- **To be done**
Under this task are some entries; return every one of them exactly.

Dataset listings of figures

########################################

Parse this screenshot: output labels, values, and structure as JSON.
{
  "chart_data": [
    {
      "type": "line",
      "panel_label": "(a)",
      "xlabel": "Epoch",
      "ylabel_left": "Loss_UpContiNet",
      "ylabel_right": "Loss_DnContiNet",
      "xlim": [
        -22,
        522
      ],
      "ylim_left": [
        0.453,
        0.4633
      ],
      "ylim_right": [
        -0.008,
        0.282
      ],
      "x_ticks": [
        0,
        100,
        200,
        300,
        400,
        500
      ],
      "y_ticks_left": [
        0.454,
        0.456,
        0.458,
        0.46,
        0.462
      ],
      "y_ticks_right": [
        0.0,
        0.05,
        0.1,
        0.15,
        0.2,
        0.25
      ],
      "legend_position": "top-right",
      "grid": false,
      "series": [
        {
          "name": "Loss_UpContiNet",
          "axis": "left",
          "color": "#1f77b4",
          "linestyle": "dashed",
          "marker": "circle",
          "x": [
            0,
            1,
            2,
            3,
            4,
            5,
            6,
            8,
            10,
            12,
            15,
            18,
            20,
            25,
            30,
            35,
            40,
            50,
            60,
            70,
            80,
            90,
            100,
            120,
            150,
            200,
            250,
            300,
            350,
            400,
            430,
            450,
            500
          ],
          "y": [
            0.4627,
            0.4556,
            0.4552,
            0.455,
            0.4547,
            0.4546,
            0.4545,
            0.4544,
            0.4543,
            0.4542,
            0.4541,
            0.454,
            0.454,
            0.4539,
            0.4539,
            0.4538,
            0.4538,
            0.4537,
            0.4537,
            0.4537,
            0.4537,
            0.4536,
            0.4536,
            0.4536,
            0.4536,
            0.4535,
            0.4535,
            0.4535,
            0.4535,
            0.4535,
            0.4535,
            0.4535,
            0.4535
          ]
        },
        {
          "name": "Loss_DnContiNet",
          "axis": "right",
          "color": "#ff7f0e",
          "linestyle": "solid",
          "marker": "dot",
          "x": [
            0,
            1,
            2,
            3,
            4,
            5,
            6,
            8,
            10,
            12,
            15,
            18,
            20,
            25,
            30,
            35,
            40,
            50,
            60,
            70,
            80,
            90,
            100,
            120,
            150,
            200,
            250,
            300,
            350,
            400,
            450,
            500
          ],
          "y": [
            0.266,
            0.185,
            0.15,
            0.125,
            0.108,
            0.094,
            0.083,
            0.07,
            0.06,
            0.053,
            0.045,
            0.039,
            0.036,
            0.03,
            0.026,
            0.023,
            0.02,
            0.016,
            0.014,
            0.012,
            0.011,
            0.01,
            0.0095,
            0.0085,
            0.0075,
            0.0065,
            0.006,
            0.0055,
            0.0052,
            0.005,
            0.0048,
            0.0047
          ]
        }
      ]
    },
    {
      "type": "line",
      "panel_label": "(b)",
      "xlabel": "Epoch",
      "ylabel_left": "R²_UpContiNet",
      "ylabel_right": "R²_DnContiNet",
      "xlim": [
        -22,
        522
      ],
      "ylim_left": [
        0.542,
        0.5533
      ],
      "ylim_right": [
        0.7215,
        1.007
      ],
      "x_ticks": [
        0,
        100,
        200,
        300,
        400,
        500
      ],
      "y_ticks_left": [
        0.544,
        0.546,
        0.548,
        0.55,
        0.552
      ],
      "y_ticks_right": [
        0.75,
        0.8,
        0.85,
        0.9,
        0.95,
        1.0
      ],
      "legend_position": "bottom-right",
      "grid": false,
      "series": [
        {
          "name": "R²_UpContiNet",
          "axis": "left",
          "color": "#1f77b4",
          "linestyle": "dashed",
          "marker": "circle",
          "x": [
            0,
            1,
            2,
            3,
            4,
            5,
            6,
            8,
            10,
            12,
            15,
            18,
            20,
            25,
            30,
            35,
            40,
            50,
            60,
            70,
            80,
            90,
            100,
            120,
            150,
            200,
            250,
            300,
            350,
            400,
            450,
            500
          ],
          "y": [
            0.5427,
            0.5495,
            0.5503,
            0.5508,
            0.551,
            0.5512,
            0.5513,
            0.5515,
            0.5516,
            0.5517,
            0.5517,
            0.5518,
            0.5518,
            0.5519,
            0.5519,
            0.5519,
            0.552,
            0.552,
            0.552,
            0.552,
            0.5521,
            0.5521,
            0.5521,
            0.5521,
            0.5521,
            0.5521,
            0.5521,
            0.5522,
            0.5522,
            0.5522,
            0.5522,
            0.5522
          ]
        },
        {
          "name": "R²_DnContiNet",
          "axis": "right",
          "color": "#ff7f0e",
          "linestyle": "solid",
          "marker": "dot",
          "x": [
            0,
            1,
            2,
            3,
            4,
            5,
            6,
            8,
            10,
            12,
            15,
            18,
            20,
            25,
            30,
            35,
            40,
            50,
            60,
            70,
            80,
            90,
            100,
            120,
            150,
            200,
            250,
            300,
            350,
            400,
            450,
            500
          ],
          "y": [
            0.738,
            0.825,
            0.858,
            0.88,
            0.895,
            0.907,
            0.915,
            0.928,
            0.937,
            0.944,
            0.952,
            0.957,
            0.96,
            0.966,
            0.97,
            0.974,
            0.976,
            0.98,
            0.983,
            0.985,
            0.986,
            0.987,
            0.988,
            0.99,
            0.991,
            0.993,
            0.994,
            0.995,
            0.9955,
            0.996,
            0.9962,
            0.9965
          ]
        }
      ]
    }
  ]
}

########################################

- **Exercise answer**
Parse this screenshot: output labels, values, and structure as JSON.
{
  "chart_data": [
    {
      "type": "line",
      "panel_label": "(a)",
      "xlabel": "Epoch",
      "ylabel_left": "Loss_UpContiNet",
      "ylabel_right": "Loss_DnContiNet",
      "xlim": [
        -22,
        522
      ],
      "ylim_left": [
        0.453,
        0.4633
      ],
      "ylim_right": [
        -0.008,
        0.282
      ],
      "x_ticks": [
        0,
        100,
        200,
        300,
        400,
        500
      ],
      "y_ticks_left": [
        0.454,
        0.456,
        0.458,
        0.46,
        0.462
      ],
      "y_ticks_right": [
        0.0,
        0.05,
        0.1,
        0.15,
        0.2,
        0.25
      ],
      "legend_position": "top-right",
      "grid": false,
      "series": [
        {
          "name": "Loss_UpContiNet",
          "axis": "left",
          "color": "#1f77b4",
          "linestyle": "dashed",
          "marker": "circle",
          "x": [
            0,
            1,
            2,
            3,
            4,
            5,
            6,
            8,
            10,
            12,
            15,
            18,
            20,
            25,
            30,
            35,
            40,
            50,
            60,
            70,
            80,
            90,
            100,
            120,
            150,
            200,
            250,
            300,
            350,
            400,
            430,
            450,
            500
          ],
          "y": [
            0.4627,
            0.4556,
            0.4552,
            0.455,
            0.4547,
            0.4546,
            0.4545,
            0.4544,
            0.4543,
            0.4542,
            0.4541,
            0.454,
            0.454,
            0.4539,
            0.4539,
            0.4538,
            0.4538,
            0.4537,
            0.4537,
            0.4537,
            0.4537,
            0.4536,
            0.4536,
            0.4536,
            0.4536,
            0.4535,
            0.4535,
            0.4535,
            0.4535,
            0.4535,
            0.4535,
            0.4535,
            0.4535
          ]
        },
        {
          "name": "Loss_DnContiNet",
          "axis": "right",
          "color": "#ff7f0e",
          "linestyle": "solid",
          "marker": "dot",
          "x": [
            0,
            1,
            2,
            3,
            4,
            5,
            6,
            8,
            10,
            12,
            15,
            18,
            20,
            25,
            30,
            35,
            40,
            50,
            60,
            70,
            80,
            90,
            100,
            120,
            150,
            200,
            250,
            300,
            350,
            400,
            450,
            500
          ],
          "y": [
            0.266,
            0.185,
            0.15,
            0.125,
            0.108,
            0.094,
            0.083,
            0.07,
            0.06,
            0.053,
            0.045,
            0.039,
            0.036,
            0.03,
            0.026,
            0.023,
            0.02,
            0.016,
            0.014,
            0.012,
            0.011,
            0.01,
            0.0095,
            0.0085,
            0.0075,
            0.0065,
            0.006,
            0.0055,
            0.0052,
            0.005,
            0.0048,
            0.0047
          ]
        }
      ]
    },
    {
      "type": "line",
      "panel_label": "(b)",
      "xlabel": "Epoch",
      "ylabel_left": "R²_UpContiNet",
      "ylabel_right": "R²_DnContiNet",
      "xlim": [
        -22,
        522
      ],
      "ylim_left": [
        0.542,
        0.5533
      ],
      "ylim_right": [
        0.7215,
        1.007
      ],
      "x_ticks": [
        0,
        100,
        200,
        300,
        400,
        500
      ],
      "y_ticks_left": [
        0.544,
        0.546,
        0.548,
        0.55,
        0.552
      ],
      "y_ticks_right": [
        0.75,
        0.8,
        0.85,
        0.9,
        0.95,
        1.0
      ],
      "legend_position": "bottom-right",
      "grid": false,
      "series": [
        {
          "name": "R²_UpContiNet",
          "axis": "left",
          "color": "#1f77b4",
          "linestyle": "dashed",
          "marker": "circle",
          "x": [
            0,
            1,
            2,
            3,
            4,
            5,
            6,
            8,
            10,
            12,
            15,
            18,
            20,
            25,
            30,
            35,
            40,
            50,
            60,
            70,
            80,
            90,
            100,
            120,
            150,
            200,
            250,
            300,
            350,
            400,
            450,
            500
          ],
          "y": [
            0.5427,
            0.5495,
            0.5503,
            0.5508,
            0.551,
            0.5512,
            0.5513,
            0.5515,
            0.5516,
            0.5517,
            0.5517,
            0.5518,
            0.5518,
            0.5519,
            0.5519,
            0.5519,
            0.552,
            0.552,
            0.552,
            0.552,
            0.5521,
            0.5521,
            0.5521,
            0.5521,
            0.5521,
            0.5521,
            0.5521,
            0.5522,
            0.5522,
            0.5522,
            0.5522,
            0.5522
          ]
        },
        {
          "name": "R²_DnContiNet",
          "axis": "right",
          "color": "#ff7f0e",
          "linestyle": "solid",
          "marker": "dot",
          "x": [
            0,
            1,
            2,
            3,
            4,
            5,
            6,
            8,
            10,
            12,
            15,
            18,
            20,
            25,
            30,
            35,
            40,
            50,
            60,
            70,
            80,
            90,
            100,
            120,
            150,
            200,
            250,
            300,
            350,
            400,
            450,
            500
          ],
          "y": [
            0.738,
            0.825,
            0.858,
            0.88,
            0.895,
            0.907,
            0.915,
            0.928,
            0.937,
            0.944,
            0.952,
            0.957,
            0.96,
            0.966,
            0.97,
            0.974,
            0.976,
            0.98,
            0.983,
            0.985,
            0.986,
            0.987,
            0.988,
            0.99,
            0.991,
            0.993,
            0.994,
            0.995,
            0.9955,
            0.996,
            0.9962,
            0.9965
          ]
        }
      ]
    }
  ]
}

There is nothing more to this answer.